What follows is a set of entries. Give them again exactly, without the pictures.
--
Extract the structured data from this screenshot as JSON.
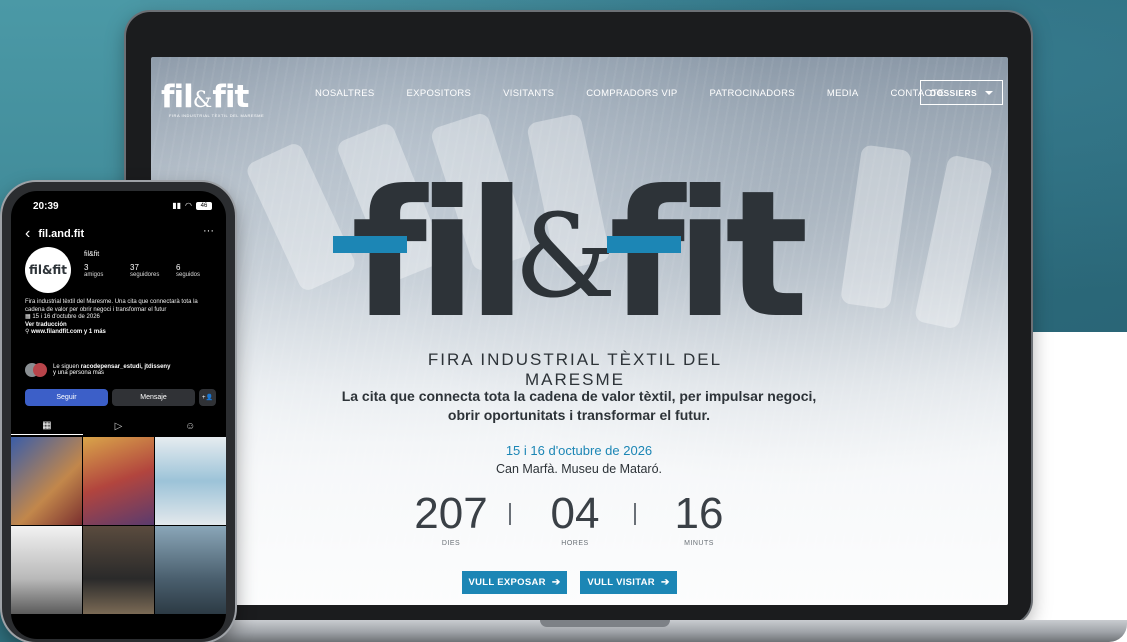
{
  "site": {
    "logo_word1": "fil",
    "logo_amp": "&",
    "logo_word2": "fit",
    "logo_tag": "FIRA INDUSTRIAL TÈXTIL DEL MARESME",
    "nav": [
      "NOSALTRES",
      "EXPOSITORS",
      "VISITANTS",
      "COMPRADORS VIP",
      "PATROCINADORS",
      "MEDIA",
      "CONTACTE"
    ],
    "dossiers_label": "DOSSIERS",
    "hero": {
      "tagline": "FIRA INDUSTRIAL TÈXTIL DEL MARESME",
      "description_line1": "La cita que connecta tota la cadena de valor tèxtil, per impulsar negoci,",
      "description_line2": "obrir oportunitats i transformar el futur.",
      "date": "15 i 16 d'octubre de 2026",
      "venue": "Can Marfà. Museu de Mataró."
    },
    "countdown": [
      {
        "value": "207",
        "label": "DIES"
      },
      {
        "value": "04",
        "label": "HORES"
      },
      {
        "value": "16",
        "label": "MINUTS"
      }
    ],
    "cta": {
      "exposar": "VULL EXPOSAR",
      "visitar": "VULL VISITAR",
      "arrow": "➔"
    },
    "colors": {
      "accent": "#1c86b5",
      "dark": "#2d3338"
    }
  },
  "phone": {
    "time": "20:39",
    "battery": "46",
    "username": "fil.and.fit",
    "back_icon": "‹",
    "menu_icon": "···",
    "avatar_text": "fil&fit",
    "display_name": "fil&fit",
    "stats": [
      {
        "value": "3",
        "label": "amigos"
      },
      {
        "value": "37",
        "label": "seguidores"
      },
      {
        "value": "6",
        "label": "seguidos"
      }
    ],
    "bio": "Fira industrial tèxtil del Maresme. Una cita que connectarà tota la cadena de valor per obrir negoci i transformar el futur",
    "bio_date": "15 i 16 d'octubre de 2026",
    "bio_translate": "Ver traducción",
    "bio_link": "www.filandfit.com y 1 más",
    "followed_by_prefix": "Le siguen ",
    "followed_by_names": "racodepensar_estudi, jtdisseny",
    "followed_by_suffix": "y una persona más",
    "follow_button": "Seguir",
    "message_button": "Mensaje",
    "add_user_icon": "+👤",
    "tab_icons": [
      "▦",
      "▷",
      "☺"
    ]
  }
}
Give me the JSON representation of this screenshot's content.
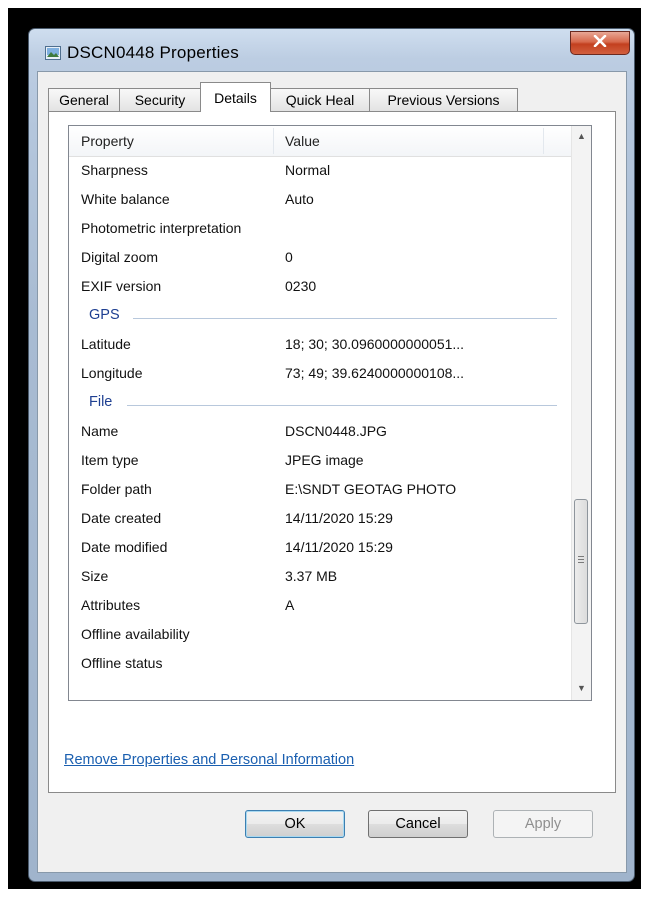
{
  "window": {
    "title": "DSCN0448 Properties"
  },
  "tabs": [
    {
      "label": "General"
    },
    {
      "label": "Security"
    },
    {
      "label": "Details"
    },
    {
      "label": "Quick Heal"
    },
    {
      "label": "Previous Versions"
    }
  ],
  "details": {
    "column_property": "Property",
    "column_value": "Value",
    "rows_a": [
      {
        "property": "Sharpness",
        "value": "Normal"
      },
      {
        "property": "White balance",
        "value": "Auto"
      },
      {
        "property": "Photometric interpretation",
        "value": ""
      },
      {
        "property": "Digital zoom",
        "value": "0"
      },
      {
        "property": "EXIF version",
        "value": "0230"
      }
    ],
    "group_gps": "GPS",
    "rows_gps": [
      {
        "property": "Latitude",
        "value": "18; 30; 30.0960000000051..."
      },
      {
        "property": "Longitude",
        "value": "73; 49; 39.6240000000108..."
      }
    ],
    "group_file": "File",
    "rows_file": [
      {
        "property": "Name",
        "value": "DSCN0448.JPG"
      },
      {
        "property": "Item type",
        "value": "JPEG image"
      },
      {
        "property": "Folder path",
        "value": "E:\\SNDT GEOTAG PHOTO"
      },
      {
        "property": "Date created",
        "value": "14/11/2020 15:29"
      },
      {
        "property": "Date modified",
        "value": "14/11/2020 15:29"
      },
      {
        "property": "Size",
        "value": "3.37 MB"
      },
      {
        "property": "Attributes",
        "value": "A"
      },
      {
        "property": "Offline availability",
        "value": ""
      },
      {
        "property": "Offline status",
        "value": ""
      }
    ]
  },
  "link": {
    "remove_properties": "Remove Properties and Personal Information"
  },
  "buttons": {
    "ok": "OK",
    "cancel": "Cancel",
    "apply": "Apply"
  },
  "colors": {
    "link": "#1a5fb0",
    "group_label": "#1e3f91",
    "close_button": "#c3401f"
  }
}
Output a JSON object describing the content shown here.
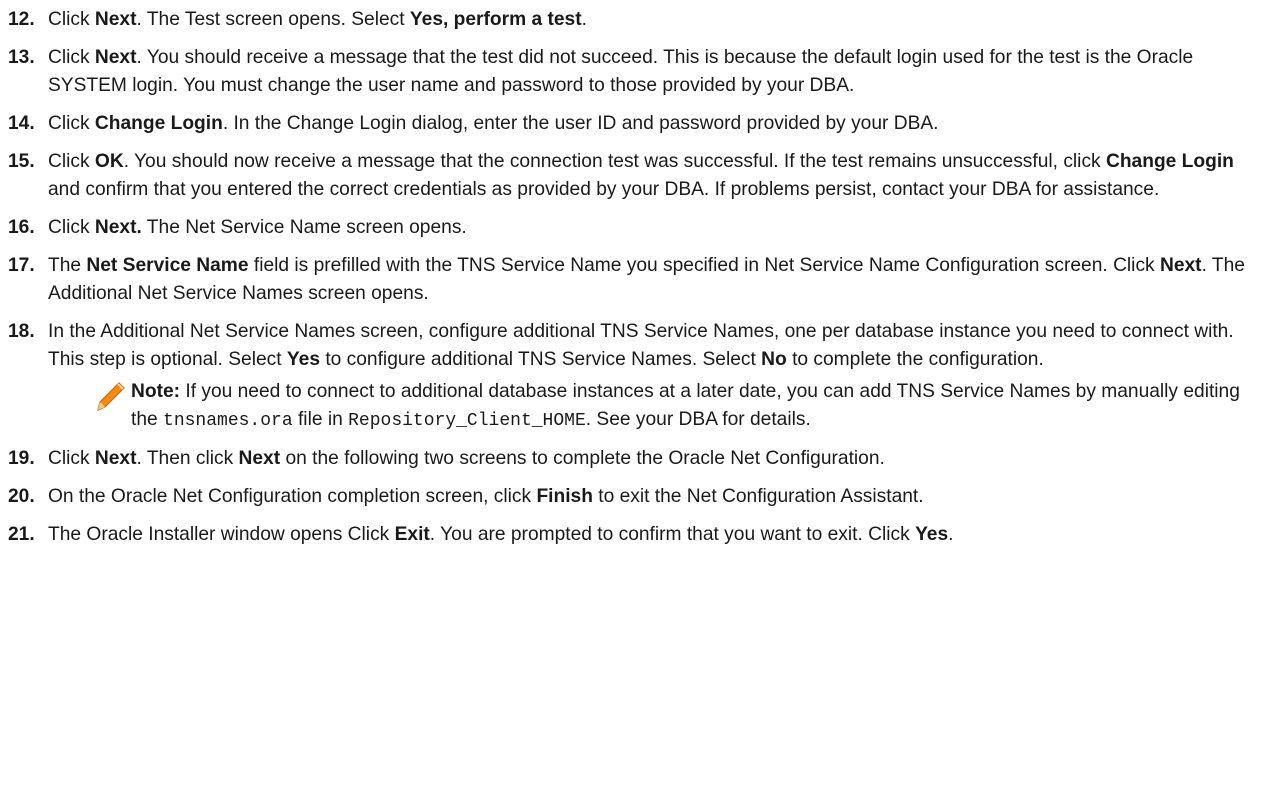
{
  "steps": [
    {
      "num": "12.",
      "parts": [
        {
          "t": "Click "
        },
        {
          "t": "Next",
          "b": true
        },
        {
          "t": ". The Test screen opens. Select "
        },
        {
          "t": "Yes, perform a test",
          "b": true
        },
        {
          "t": "."
        }
      ]
    },
    {
      "num": "13.",
      "parts": [
        {
          "t": "Click "
        },
        {
          "t": "Next",
          "b": true
        },
        {
          "t": ". You should receive a message that the test did not succeed. This is because the default login used for the test is the Oracle SYSTEM login. You must change the user name and password to those provided by your DBA."
        }
      ]
    },
    {
      "num": "14.",
      "parts": [
        {
          "t": "Click "
        },
        {
          "t": "Change Login",
          "b": true
        },
        {
          "t": ". In the Change Login dialog, enter the user ID and password provided by your DBA."
        }
      ]
    },
    {
      "num": "15.",
      "parts": [
        {
          "t": "Click "
        },
        {
          "t": "OK",
          "b": true
        },
        {
          "t": ". You should now receive a message that the connection test was successful. If the test remains unsuccessful, click "
        },
        {
          "t": "Change Login",
          "b": true
        },
        {
          "t": " and confirm that you entered the correct credentials as provided by your DBA. If problems persist, contact your DBA for assistance."
        }
      ]
    },
    {
      "num": "16.",
      "parts": [
        {
          "t": "Click "
        },
        {
          "t": "Next.",
          "b": true
        },
        {
          "t": " The Net Service Name screen opens."
        }
      ]
    },
    {
      "num": "17.",
      "parts": [
        {
          "t": "The "
        },
        {
          "t": "Net Service Name",
          "b": true
        },
        {
          "t": " field is prefilled with the TNS Service Name you specified in Net Service Name Configuration screen. Click "
        },
        {
          "t": "Next",
          "b": true
        },
        {
          "t": ". The Additional Net Service Names screen opens."
        }
      ]
    },
    {
      "num": "18.",
      "parts": [
        {
          "t": "In the Additional Net Service Names screen, configure additional TNS Service Names, one per database instance you need to connect with. This step is optional. Select "
        },
        {
          "t": "Yes",
          "b": true
        },
        {
          "t": " to configure additional TNS Service Names. Select "
        },
        {
          "t": "No",
          "b": true
        },
        {
          "t": " to complete the configuration."
        }
      ],
      "note": {
        "icon": "pencil-note-icon",
        "parts": [
          {
            "t": "Note:",
            "b": true
          },
          {
            "t": " If you need to connect to additional database instances at a later date, you can add TNS Service Names by manually editing the "
          },
          {
            "t": "tnsnames.ora",
            "m": true
          },
          {
            "t": " file in "
          },
          {
            "t": "Repository_Client_HOME",
            "m": true
          },
          {
            "t": ". See your DBA for details."
          }
        ]
      }
    },
    {
      "num": "19.",
      "parts": [
        {
          "t": "Click "
        },
        {
          "t": "Next",
          "b": true
        },
        {
          "t": ". Then click "
        },
        {
          "t": "Next",
          "b": true
        },
        {
          "t": " on the following two screens to complete the Oracle Net Configuration."
        }
      ]
    },
    {
      "num": "20.",
      "parts": [
        {
          "t": "On the Oracle Net Configuration completion screen, click "
        },
        {
          "t": "Finish",
          "b": true
        },
        {
          "t": " to exit the Net Configuration Assistant."
        }
      ]
    },
    {
      "num": "21.",
      "parts": [
        {
          "t": "The Oracle Installer window opens Click "
        },
        {
          "t": "Exit",
          "b": true
        },
        {
          "t": ". You are prompted to confirm that you want to exit. Click "
        },
        {
          "t": "Yes",
          "b": true
        },
        {
          "t": "."
        }
      ]
    }
  ],
  "colors": {
    "text": "#1a1a1a",
    "note_icon_body": "#f28a1a",
    "note_icon_tip": "#f7c98b"
  }
}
--
### Complete response:
Extract the structured data from this screenshot as JSON.
{
  "site": {
    "logo_word1": "fil",
    "logo_amp": "&",
    "logo_word2": "fit",
    "logo_tag": "FIRA INDUSTRIAL TÈXTIL DEL MARESME",
    "nav": [
      "NOSALTRES",
      "EXPOSITORS",
      "VISITANTS",
      "COMPRADORS VIP",
      "PATROCINADORS",
      "MEDIA",
      "CONTACTE"
    ],
    "dossiers_label": "DOSSIERS",
    "hero": {
      "tagline": "FIRA INDUSTRIAL TÈXTIL DEL MARESME",
      "description_line1": "La cita que connecta tota la cadena de valor tèxtil, per impulsar negoci,",
      "description_line2": "obrir oportunitats i transformar el futur.",
      "date": "15 i 16 d'octubre de 2026",
      "venue": "Can Marfà. Museu de Mataró."
    },
    "countdown": [
      {
        "value": "207",
        "label": "DIES"
      },
      {
        "value": "04",
        "label": "HORES"
      },
      {
        "value": "16",
        "label": "MINUTS"
      }
    ],
    "cta": {
      "exposar": "VULL EXPOSAR",
      "visitar": "VULL VISITAR",
      "arrow": "➔"
    },
    "colors": {
      "accent": "#1c86b5",
      "dark": "#2d3338"
    }
  },
  "phone": {
    "time": "20:39",
    "battery": "46",
    "username": "fil.and.fit",
    "back_icon": "‹",
    "menu_icon": "···",
    "avatar_text": "fil&fit",
    "display_name": "fil&fit",
    "stats": [
      {
        "value": "3",
        "label": "amigos"
      },
      {
        "value": "37",
        "label": "seguidores"
      },
      {
        "value": "6",
        "label": "seguidos"
      }
    ],
    "bio": "Fira industrial tèxtil del Maresme. Una cita que connectarà tota la cadena de valor per obrir negoci i transformar el futur",
    "bio_date": "15 i 16 d'octubre de 2026",
    "bio_translate": "Ver traducción",
    "bio_link": "www.filandfit.com y 1 más",
    "followed_by_prefix": "Le siguen ",
    "followed_by_names": "racodepensar_estudi, jtdisseny",
    "followed_by_suffix": "y una persona más",
    "follow_button": "Seguir",
    "message_button": "Mensaje",
    "add_user_icon": "+👤",
    "tab_icons": [
      "▦",
      "▷",
      "☺"
    ]
  }
}
Give me the JSON representation of this screenshot's content.
{
  "window": {
    "title": "DSCN0448 Properties"
  },
  "tabs": [
    {
      "label": "General"
    },
    {
      "label": "Security"
    },
    {
      "label": "Details"
    },
    {
      "label": "Quick Heal"
    },
    {
      "label": "Previous Versions"
    }
  ],
  "details": {
    "column_property": "Property",
    "column_value": "Value",
    "rows_a": [
      {
        "property": "Sharpness",
        "value": "Normal"
      },
      {
        "property": "White balance",
        "value": "Auto"
      },
      {
        "property": "Photometric interpretation",
        "value": ""
      },
      {
        "property": "Digital zoom",
        "value": "0"
      },
      {
        "property": "EXIF version",
        "value": "0230"
      }
    ],
    "group_gps": "GPS",
    "rows_gps": [
      {
        "property": "Latitude",
        "value": "18; 30; 30.0960000000051..."
      },
      {
        "property": "Longitude",
        "value": "73; 49; 39.6240000000108..."
      }
    ],
    "group_file": "File",
    "rows_file": [
      {
        "property": "Name",
        "value": "DSCN0448.JPG"
      },
      {
        "property": "Item type",
        "value": "JPEG image"
      },
      {
        "property": "Folder path",
        "value": "E:\\SNDT GEOTAG PHOTO"
      },
      {
        "property": "Date created",
        "value": "14/11/2020 15:29"
      },
      {
        "property": "Date modified",
        "value": "14/11/2020 15:29"
      },
      {
        "property": "Size",
        "value": "3.37 MB"
      },
      {
        "property": "Attributes",
        "value": "A"
      },
      {
        "property": "Offline availability",
        "value": ""
      },
      {
        "property": "Offline status",
        "value": ""
      }
    ]
  },
  "link": {
    "remove_properties": "Remove Properties and Personal Information"
  },
  "buttons": {
    "ok": "OK",
    "cancel": "Cancel",
    "apply": "Apply"
  },
  "colors": {
    "link": "#1a5fb0",
    "group_label": "#1e3f91",
    "close_button": "#c3401f"
  }
}
Output a JSON object describing the content shown here.
{
  "steps": [
    {
      "num": "12.",
      "parts": [
        {
          "t": "Click "
        },
        {
          "t": "Next",
          "b": true
        },
        {
          "t": ". The Test screen opens. Select "
        },
        {
          "t": "Yes, perform a test",
          "b": true
        },
        {
          "t": "."
        }
      ]
    },
    {
      "num": "13.",
      "parts": [
        {
          "t": "Click "
        },
        {
          "t": "Next",
          "b": true
        },
        {
          "t": ". You should receive a message that the test did not succeed. This is because the default login used for the test is the Oracle SYSTEM login. You must change the user name and password to those provided by your DBA."
        }
      ]
    },
    {
      "num": "14.",
      "parts": [
        {
          "t": "Click "
        },
        {
          "t": "Change Login",
          "b": true
        },
        {
          "t": ". In the Change Login dialog, enter the user ID and password provided by your DBA."
        }
      ]
    },
    {
      "num": "15.",
      "parts": [
        {
          "t": "Click "
        },
        {
          "t": "OK",
          "b": true
        },
        {
          "t": ". You should now receive a message that the connection test was successful. If the test remains unsuccessful, click "
        },
        {
          "t": "Change Login",
          "b": true
        },
        {
          "t": " and confirm that you entered the correct credentials as provided by your DBA. If problems persist, contact your DBA for assistance."
        }
      ]
    },
    {
      "num": "16.",
      "parts": [
        {
          "t": "Click "
        },
        {
          "t": "Next.",
          "b": true
        },
        {
          "t": " The Net Service Name screen opens."
        }
      ]
    },
    {
      "num": "17.",
      "parts": [
        {
          "t": "The "
        },
        {
          "t": "Net Service Name",
          "b": true
        },
        {
          "t": " field is prefilled with the TNS Service Name you specified in Net Service Name Configuration screen. Click "
        },
        {
          "t": "Next",
          "b": true
        },
        {
          "t": ". The Additional Net Service Names screen opens."
        }
      ]
    },
    {
      "num": "18.",
      "parts": [
        {
          "t": "In the Additional Net Service Names screen, configure additional TNS Service Names, one per database instance you need to connect with. This step is optional. Select "
        },
        {
          "t": "Yes",
          "b": true
        },
        {
          "t": " to configure additional TNS Service Names. Select "
        },
        {
          "t": "No",
          "b": true
        },
        {
          "t": " to complete the configuration."
        }
      ],
      "note": {
        "icon": "pencil-note-icon",
        "parts": [
          {
            "t": "Note:",
            "b": true
          },
          {
            "t": " If you need to connect to additional database instances at a later date, you can add TNS Service Names by manually editing the "
          },
          {
            "t": "tnsnames.ora",
            "m": true
          },
          {
            "t": " file in "
          },
          {
            "t": "Repository_Client_HOME",
            "m": true
          },
          {
            "t": ". See your DBA for details."
          }
        ]
      }
    },
    {
      "num": "19.",
      "parts": [
        {
          "t": "Click "
        },
        {
          "t": "Next",
          "b": true
        },
        {
          "t": ". Then click "
        },
        {
          "t": "Next",
          "b": true
        },
        {
          "t": " on the following two screens to complete the Oracle Net Configuration."
        }
      ]
    },
    {
      "num": "20.",
      "parts": [
        {
          "t": "On the Oracle Net Configuration completion screen, click "
        },
        {
          "t": "Finish",
          "b": true
        },
        {
          "t": " to exit the Net Configuration Assistant."
        }
      ]
    },
    {
      "num": "21.",
      "parts": [
        {
          "t": "The Oracle Installer window opens Click "
        },
        {
          "t": "Exit",
          "b": true
        },
        {
          "t": ". You are prompted to confirm that you want to exit. Click "
        },
        {
          "t": "Yes",
          "b": true
        },
        {
          "t": "."
        }
      ]
    }
  ],
  "colors": {
    "text": "#1a1a1a",
    "note_icon_body": "#f28a1a",
    "note_icon_tip": "#f7c98b"
  }
}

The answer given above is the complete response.